## [Aim of the exercise]
Find each line below containing the word "skal" and copy it.

Data entries:
----

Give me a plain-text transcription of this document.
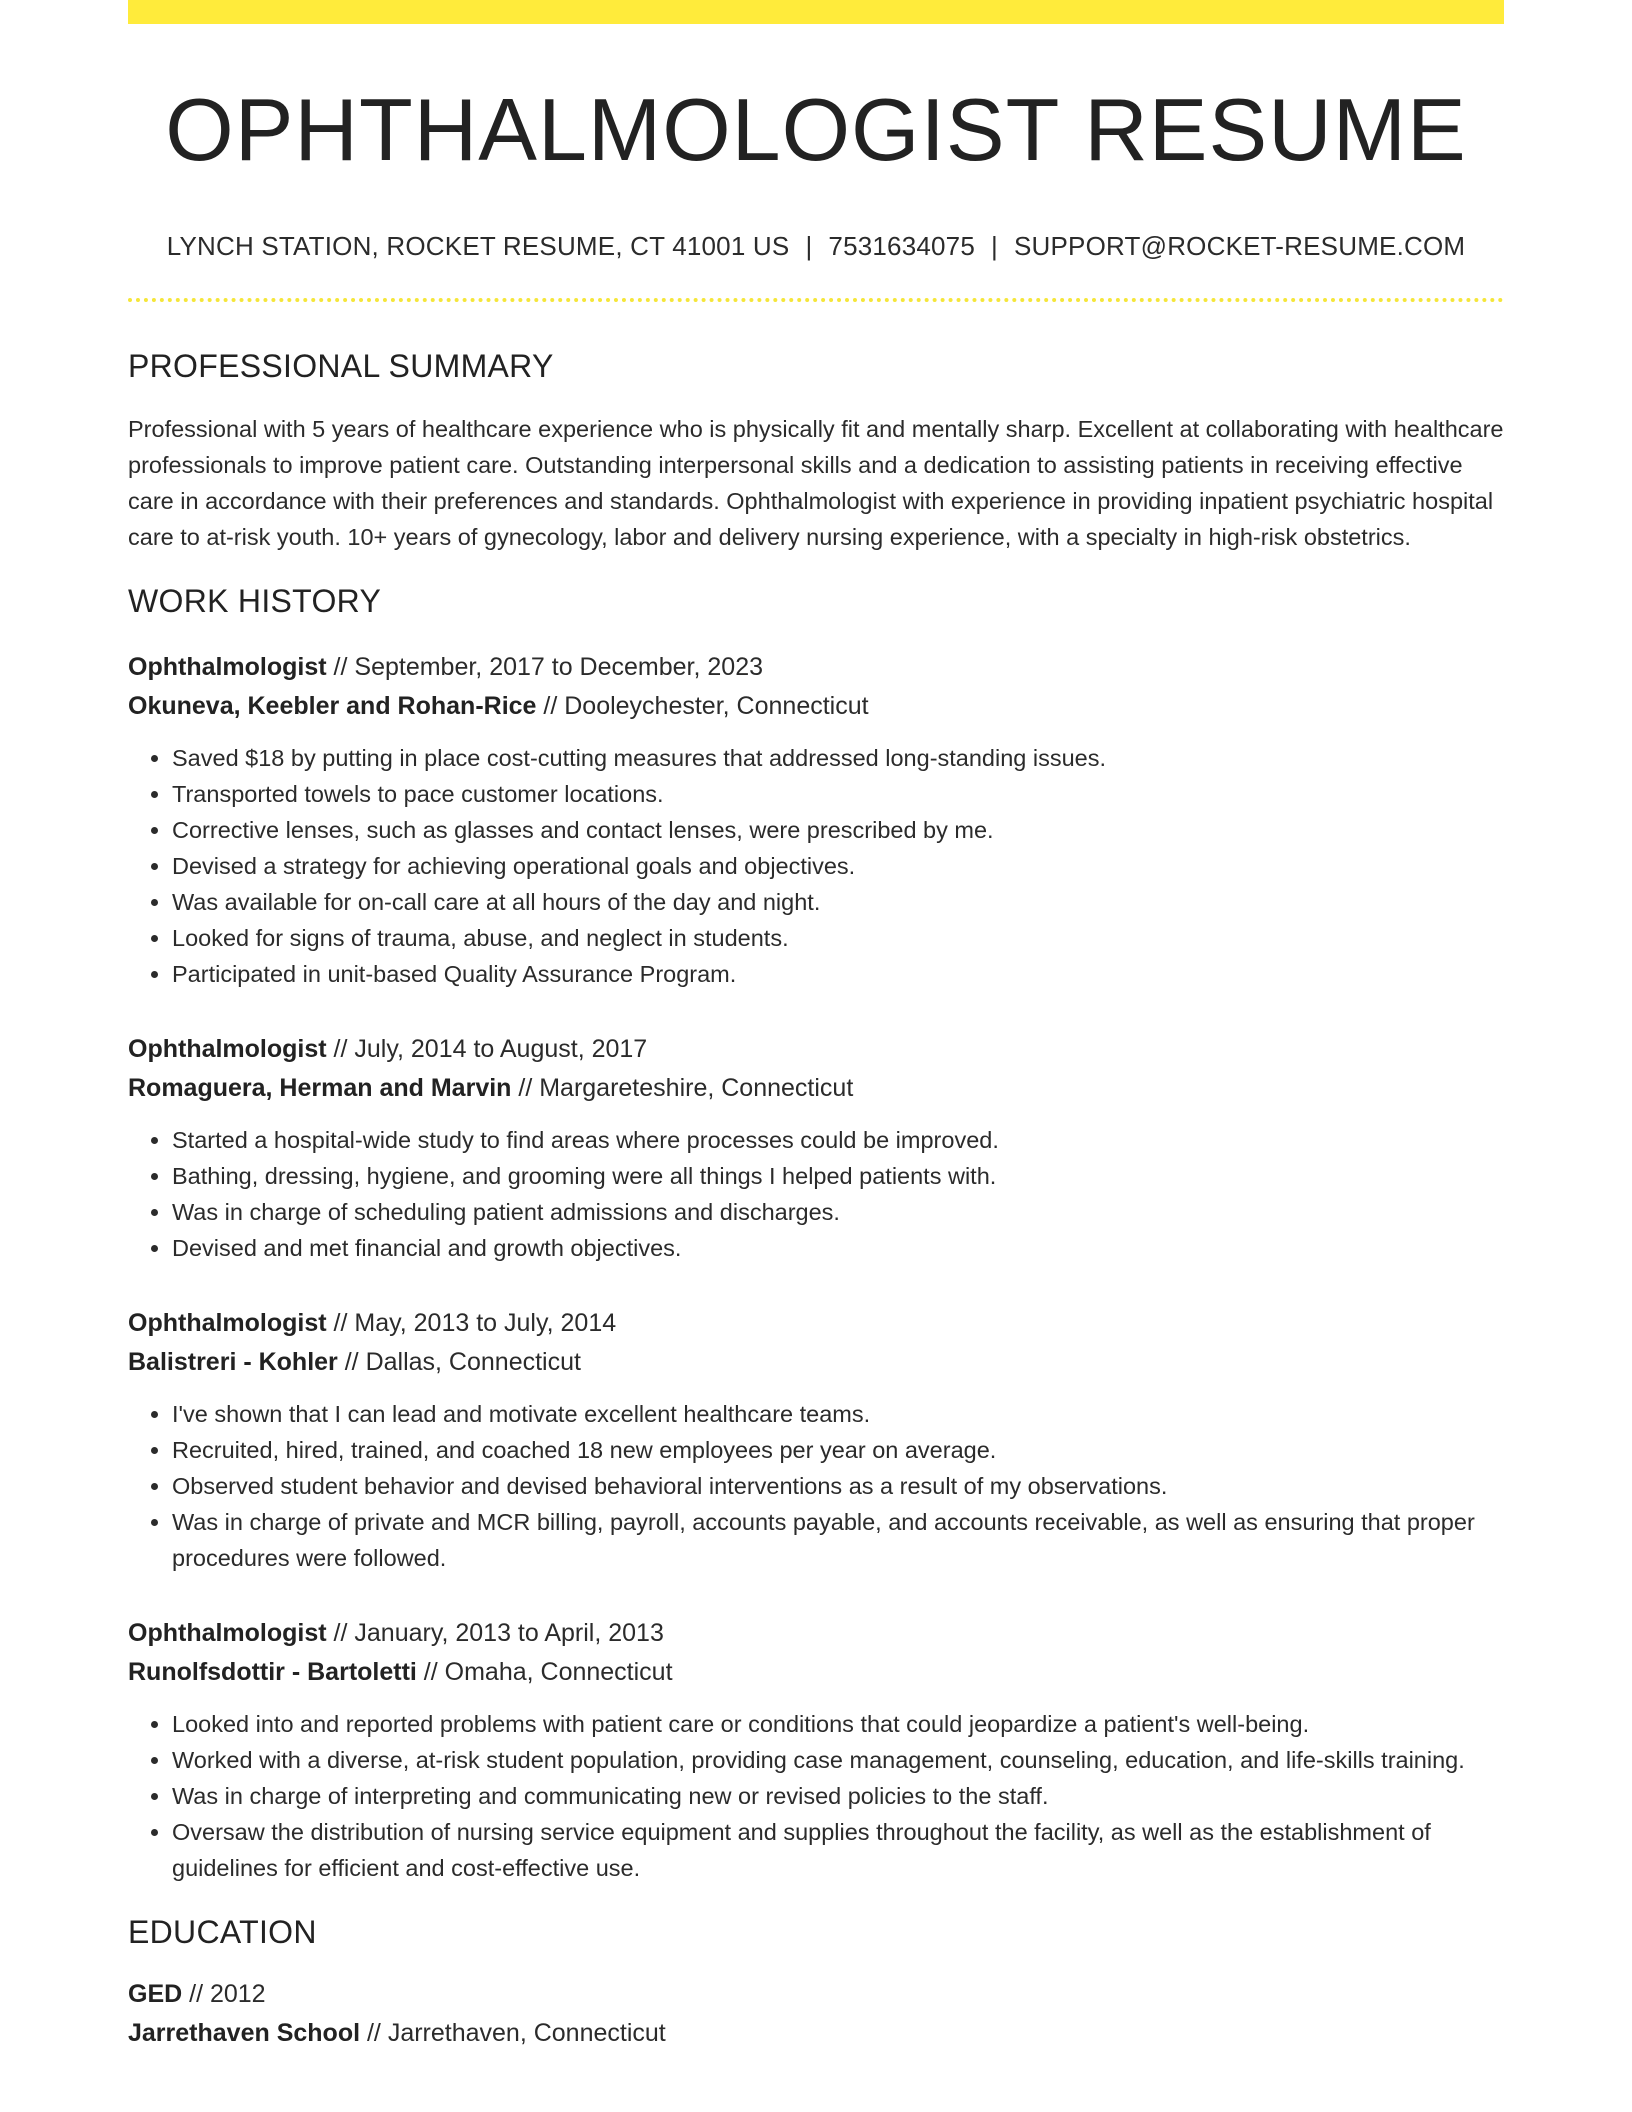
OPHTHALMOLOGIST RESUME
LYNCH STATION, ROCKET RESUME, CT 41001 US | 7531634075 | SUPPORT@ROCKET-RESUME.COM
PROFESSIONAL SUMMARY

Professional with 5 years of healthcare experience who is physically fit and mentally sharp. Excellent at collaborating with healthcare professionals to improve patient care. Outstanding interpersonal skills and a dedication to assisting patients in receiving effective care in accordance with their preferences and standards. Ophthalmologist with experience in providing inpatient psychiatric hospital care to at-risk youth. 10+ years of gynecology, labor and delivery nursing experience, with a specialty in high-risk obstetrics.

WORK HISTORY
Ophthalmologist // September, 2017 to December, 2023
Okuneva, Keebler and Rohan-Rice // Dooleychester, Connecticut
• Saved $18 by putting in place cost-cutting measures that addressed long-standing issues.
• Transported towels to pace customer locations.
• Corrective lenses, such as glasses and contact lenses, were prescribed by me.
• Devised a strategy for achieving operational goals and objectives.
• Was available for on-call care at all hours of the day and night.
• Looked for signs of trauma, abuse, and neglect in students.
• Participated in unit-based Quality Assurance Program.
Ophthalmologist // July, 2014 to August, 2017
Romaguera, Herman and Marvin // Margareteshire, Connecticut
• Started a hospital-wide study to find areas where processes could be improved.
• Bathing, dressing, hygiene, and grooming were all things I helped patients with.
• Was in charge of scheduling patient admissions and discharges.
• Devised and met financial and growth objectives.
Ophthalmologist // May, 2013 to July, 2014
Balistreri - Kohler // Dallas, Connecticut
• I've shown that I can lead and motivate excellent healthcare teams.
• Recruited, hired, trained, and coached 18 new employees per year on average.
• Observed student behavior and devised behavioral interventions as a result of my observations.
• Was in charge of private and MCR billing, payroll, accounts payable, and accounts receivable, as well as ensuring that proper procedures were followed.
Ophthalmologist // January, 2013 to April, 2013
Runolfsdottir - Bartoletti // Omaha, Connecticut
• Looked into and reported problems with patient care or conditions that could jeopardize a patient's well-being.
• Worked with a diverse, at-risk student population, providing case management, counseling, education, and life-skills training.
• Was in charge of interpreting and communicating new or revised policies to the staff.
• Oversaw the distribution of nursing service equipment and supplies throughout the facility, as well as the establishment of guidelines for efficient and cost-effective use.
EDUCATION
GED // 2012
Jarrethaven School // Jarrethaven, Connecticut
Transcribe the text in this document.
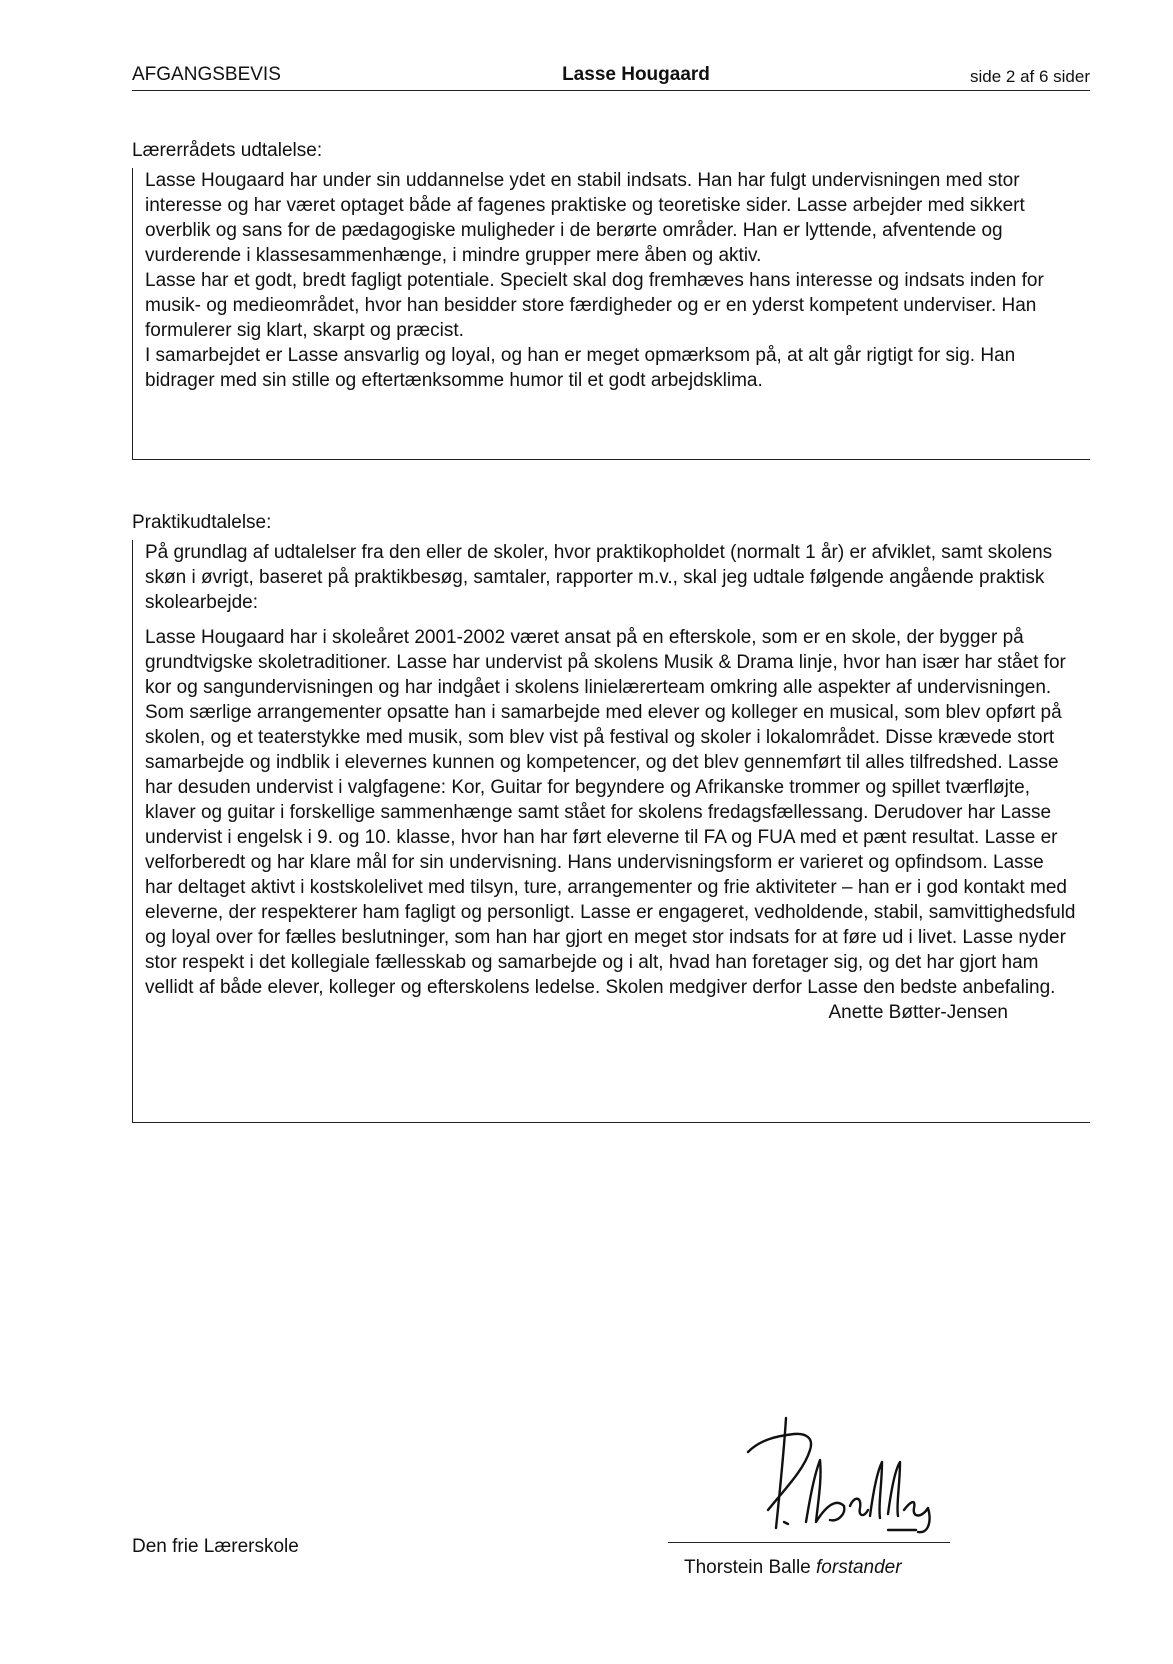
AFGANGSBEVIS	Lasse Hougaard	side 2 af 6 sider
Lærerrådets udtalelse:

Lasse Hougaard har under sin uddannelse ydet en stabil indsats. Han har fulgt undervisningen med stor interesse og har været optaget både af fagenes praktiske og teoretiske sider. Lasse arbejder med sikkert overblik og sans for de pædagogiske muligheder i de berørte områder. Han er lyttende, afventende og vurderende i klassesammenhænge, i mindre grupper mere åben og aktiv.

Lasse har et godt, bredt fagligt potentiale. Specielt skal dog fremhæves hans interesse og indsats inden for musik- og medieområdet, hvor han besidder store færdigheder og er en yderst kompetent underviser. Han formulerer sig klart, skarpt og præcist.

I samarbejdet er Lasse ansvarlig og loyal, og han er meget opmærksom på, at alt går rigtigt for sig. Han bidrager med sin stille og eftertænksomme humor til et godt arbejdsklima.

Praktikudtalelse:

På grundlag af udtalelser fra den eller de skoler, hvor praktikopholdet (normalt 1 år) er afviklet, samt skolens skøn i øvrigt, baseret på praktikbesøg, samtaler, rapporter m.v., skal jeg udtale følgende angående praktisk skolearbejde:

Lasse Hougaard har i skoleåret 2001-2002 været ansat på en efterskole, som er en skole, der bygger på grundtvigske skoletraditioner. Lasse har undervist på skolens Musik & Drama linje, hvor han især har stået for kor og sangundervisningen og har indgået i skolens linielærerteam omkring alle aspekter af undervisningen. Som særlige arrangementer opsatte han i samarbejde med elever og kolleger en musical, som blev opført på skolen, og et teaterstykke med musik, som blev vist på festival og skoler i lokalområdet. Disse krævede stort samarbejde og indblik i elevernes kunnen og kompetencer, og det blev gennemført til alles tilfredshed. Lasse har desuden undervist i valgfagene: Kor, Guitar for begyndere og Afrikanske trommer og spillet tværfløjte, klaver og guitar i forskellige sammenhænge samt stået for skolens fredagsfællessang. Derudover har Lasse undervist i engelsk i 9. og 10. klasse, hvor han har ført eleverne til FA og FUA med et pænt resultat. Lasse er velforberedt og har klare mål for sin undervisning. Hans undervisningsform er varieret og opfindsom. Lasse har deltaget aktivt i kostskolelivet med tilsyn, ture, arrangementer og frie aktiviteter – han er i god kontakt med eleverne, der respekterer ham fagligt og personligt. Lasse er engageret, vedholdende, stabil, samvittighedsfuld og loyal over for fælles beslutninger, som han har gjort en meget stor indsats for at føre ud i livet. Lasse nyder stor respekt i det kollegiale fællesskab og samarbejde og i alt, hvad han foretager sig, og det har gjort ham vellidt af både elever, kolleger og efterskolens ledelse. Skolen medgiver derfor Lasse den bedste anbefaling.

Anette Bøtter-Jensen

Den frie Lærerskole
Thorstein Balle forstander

----

## [Exercise output]
Lasse har et godt, bredt fagligt potentiale. Specielt skal dog fremhæves hans interesse og indsats inden for musik- og medieområdet, hvor han besidder store færdigheder og er en yderst kompetent underviser. Han formulerer sig klart, skarpt og præcist.
På grundlag af udtalelser fra den eller de skoler, hvor praktikopholdet (normalt 1 år) er afviklet, samt skolens skøn i øvrigt, baseret på praktikbesøg, samtaler, rapporter m.v., skal jeg udtale følgende angående praktisk skolearbejde:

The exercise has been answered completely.